[Records about charts and figures]
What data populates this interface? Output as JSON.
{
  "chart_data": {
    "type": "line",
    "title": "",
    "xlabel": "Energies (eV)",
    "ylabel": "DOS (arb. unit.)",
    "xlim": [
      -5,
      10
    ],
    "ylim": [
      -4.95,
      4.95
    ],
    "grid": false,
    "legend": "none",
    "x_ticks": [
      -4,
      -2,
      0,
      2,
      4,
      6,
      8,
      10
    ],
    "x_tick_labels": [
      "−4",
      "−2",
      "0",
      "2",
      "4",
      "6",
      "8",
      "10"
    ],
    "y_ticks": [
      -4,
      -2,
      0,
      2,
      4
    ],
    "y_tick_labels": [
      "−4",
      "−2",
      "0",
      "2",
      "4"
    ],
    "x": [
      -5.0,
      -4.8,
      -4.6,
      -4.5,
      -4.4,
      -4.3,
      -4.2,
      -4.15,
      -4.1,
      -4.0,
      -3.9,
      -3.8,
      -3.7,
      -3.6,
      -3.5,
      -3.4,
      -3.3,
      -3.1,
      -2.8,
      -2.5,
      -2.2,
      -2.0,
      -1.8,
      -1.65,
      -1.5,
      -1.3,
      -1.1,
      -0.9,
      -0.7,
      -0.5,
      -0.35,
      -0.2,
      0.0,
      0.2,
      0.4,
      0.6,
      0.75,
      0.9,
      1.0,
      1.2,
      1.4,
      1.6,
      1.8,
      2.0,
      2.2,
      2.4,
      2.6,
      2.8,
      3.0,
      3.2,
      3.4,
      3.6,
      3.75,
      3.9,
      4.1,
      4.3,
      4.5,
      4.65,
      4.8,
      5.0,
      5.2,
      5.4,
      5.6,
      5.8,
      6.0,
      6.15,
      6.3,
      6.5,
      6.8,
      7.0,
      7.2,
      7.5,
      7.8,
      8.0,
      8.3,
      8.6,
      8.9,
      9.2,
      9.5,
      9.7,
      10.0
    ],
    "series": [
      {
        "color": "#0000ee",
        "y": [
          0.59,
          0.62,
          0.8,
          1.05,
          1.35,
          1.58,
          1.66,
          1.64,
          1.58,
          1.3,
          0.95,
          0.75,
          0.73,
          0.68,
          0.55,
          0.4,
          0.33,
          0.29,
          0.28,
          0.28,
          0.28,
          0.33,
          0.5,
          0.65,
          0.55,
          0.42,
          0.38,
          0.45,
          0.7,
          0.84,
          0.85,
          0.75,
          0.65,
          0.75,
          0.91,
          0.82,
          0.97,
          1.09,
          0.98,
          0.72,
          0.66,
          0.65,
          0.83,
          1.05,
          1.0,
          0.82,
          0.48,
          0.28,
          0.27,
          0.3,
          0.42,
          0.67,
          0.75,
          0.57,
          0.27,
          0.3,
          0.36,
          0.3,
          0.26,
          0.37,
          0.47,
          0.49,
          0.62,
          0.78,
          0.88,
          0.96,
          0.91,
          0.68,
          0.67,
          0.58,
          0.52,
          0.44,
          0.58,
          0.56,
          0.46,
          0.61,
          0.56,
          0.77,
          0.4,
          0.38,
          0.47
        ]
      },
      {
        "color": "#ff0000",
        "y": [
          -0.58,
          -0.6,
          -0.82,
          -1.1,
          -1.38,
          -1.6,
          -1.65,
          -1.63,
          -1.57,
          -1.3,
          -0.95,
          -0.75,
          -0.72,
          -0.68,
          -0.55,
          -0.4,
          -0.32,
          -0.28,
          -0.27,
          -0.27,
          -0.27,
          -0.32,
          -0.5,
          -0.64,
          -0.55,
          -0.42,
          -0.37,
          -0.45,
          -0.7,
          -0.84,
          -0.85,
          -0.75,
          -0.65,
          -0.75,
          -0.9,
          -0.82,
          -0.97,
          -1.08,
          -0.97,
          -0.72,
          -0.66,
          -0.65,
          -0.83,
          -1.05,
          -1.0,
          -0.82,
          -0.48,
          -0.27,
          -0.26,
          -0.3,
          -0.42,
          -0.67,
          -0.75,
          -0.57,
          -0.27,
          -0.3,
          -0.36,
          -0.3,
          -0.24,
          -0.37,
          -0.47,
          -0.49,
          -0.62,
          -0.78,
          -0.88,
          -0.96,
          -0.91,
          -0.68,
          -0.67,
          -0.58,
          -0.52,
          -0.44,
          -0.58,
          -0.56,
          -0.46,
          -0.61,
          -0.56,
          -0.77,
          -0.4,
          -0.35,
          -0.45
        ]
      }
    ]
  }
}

**INSTRUCTIONS TO FOLLOW**
Go through the records above and retype each one exactly.

**RESPONSE**
What data populates this interface? Output as JSON.
{
  "chart_data": {
    "type": "line",
    "title": "",
    "xlabel": "Energies (eV)",
    "ylabel": "DOS (arb. unit.)",
    "xlim": [
      -5,
      10
    ],
    "ylim": [
      -4.95,
      4.95
    ],
    "grid": false,
    "legend": "none",
    "x_ticks": [
      -4,
      -2,
      0,
      2,
      4,
      6,
      8,
      10
    ],
    "x_tick_labels": [
      "−4",
      "−2",
      "0",
      "2",
      "4",
      "6",
      "8",
      "10"
    ],
    "y_ticks": [
      -4,
      -2,
      0,
      2,
      4
    ],
    "y_tick_labels": [
      "−4",
      "−2",
      "0",
      "2",
      "4"
    ],
    "x": [
      -5.0,
      -4.8,
      -4.6,
      -4.5,
      -4.4,
      -4.3,
      -4.2,
      -4.15,
      -4.1,
      -4.0,
      -3.9,
      -3.8,
      -3.7,
      -3.6,
      -3.5,
      -3.4,
      -3.3,
      -3.1,
      -2.8,
      -2.5,
      -2.2,
      -2.0,
      -1.8,
      -1.65,
      -1.5,
      -1.3,
      -1.1,
      -0.9,
      -0.7,
      -0.5,
      -0.35,
      -0.2,
      0.0,
      0.2,
      0.4,
      0.6,
      0.75,
      0.9,
      1.0,
      1.2,
      1.4,
      1.6,
      1.8,
      2.0,
      2.2,
      2.4,
      2.6,
      2.8,
      3.0,
      3.2,
      3.4,
      3.6,
      3.75,
      3.9,
      4.1,
      4.3,
      4.5,
      4.65,
      4.8,
      5.0,
      5.2,
      5.4,
      5.6,
      5.8,
      6.0,
      6.15,
      6.3,
      6.5,
      6.8,
      7.0,
      7.2,
      7.5,
      7.8,
      8.0,
      8.3,
      8.6,
      8.9,
      9.2,
      9.5,
      9.7,
      10.0
    ],
    "series": [
      {
        "color": "#0000ee",
        "y": [
          0.59,
          0.62,
          0.8,
          1.05,
          1.35,
          1.58,
          1.66,
          1.64,
          1.58,
          1.3,
          0.95,
          0.75,
          0.73,
          0.68,
          0.55,
          0.4,
          0.33,
          0.29,
          0.28,
          0.28,
          0.28,
          0.33,
          0.5,
          0.65,
          0.55,
          0.42,
          0.38,
          0.45,
          0.7,
          0.84,
          0.85,
          0.75,
          0.65,
          0.75,
          0.91,
          0.82,
          0.97,
          1.09,
          0.98,
          0.72,
          0.66,
          0.65,
          0.83,
          1.05,
          1.0,
          0.82,
          0.48,
          0.28,
          0.27,
          0.3,
          0.42,
          0.67,
          0.75,
          0.57,
          0.27,
          0.3,
          0.36,
          0.3,
          0.26,
          0.37,
          0.47,
          0.49,
          0.62,
          0.78,
          0.88,
          0.96,
          0.91,
          0.68,
          0.67,
          0.58,
          0.52,
          0.44,
          0.58,
          0.56,
          0.46,
          0.61,
          0.56,
          0.77,
          0.4,
          0.38,
          0.47
        ]
      },
      {
        "color": "#ff0000",
        "y": [
          -0.58,
          -0.6,
          -0.82,
          -1.1,
          -1.38,
          -1.6,
          -1.65,
          -1.63,
          -1.57,
          -1.3,
          -0.95,
          -0.75,
          -0.72,
          -0.68,
          -0.55,
          -0.4,
          -0.32,
          -0.28,
          -0.27,
          -0.27,
          -0.27,
          -0.32,
          -0.5,
          -0.64,
          -0.55,
          -0.42,
          -0.37,
          -0.45,
          -0.7,
          -0.84,
          -0.85,
          -0.75,
          -0.65,
          -0.75,
          -0.9,
          -0.82,
          -0.97,
          -1.08,
          -0.97,
          -0.72,
          -0.66,
          -0.65,
          -0.83,
          -1.05,
          -1.0,
          -0.82,
          -0.48,
          -0.27,
          -0.26,
          -0.3,
          -0.42,
          -0.67,
          -0.75,
          -0.57,
          -0.27,
          -0.3,
          -0.36,
          -0.3,
          -0.24,
          -0.37,
          -0.47,
          -0.49,
          -0.62,
          -0.78,
          -0.88,
          -0.96,
          -0.91,
          -0.68,
          -0.67,
          -0.58,
          -0.52,
          -0.44,
          -0.58,
          -0.56,
          -0.46,
          -0.61,
          -0.56,
          -0.77,
          -0.4,
          -0.35,
          -0.45
        ]
      }
    ]
  }
}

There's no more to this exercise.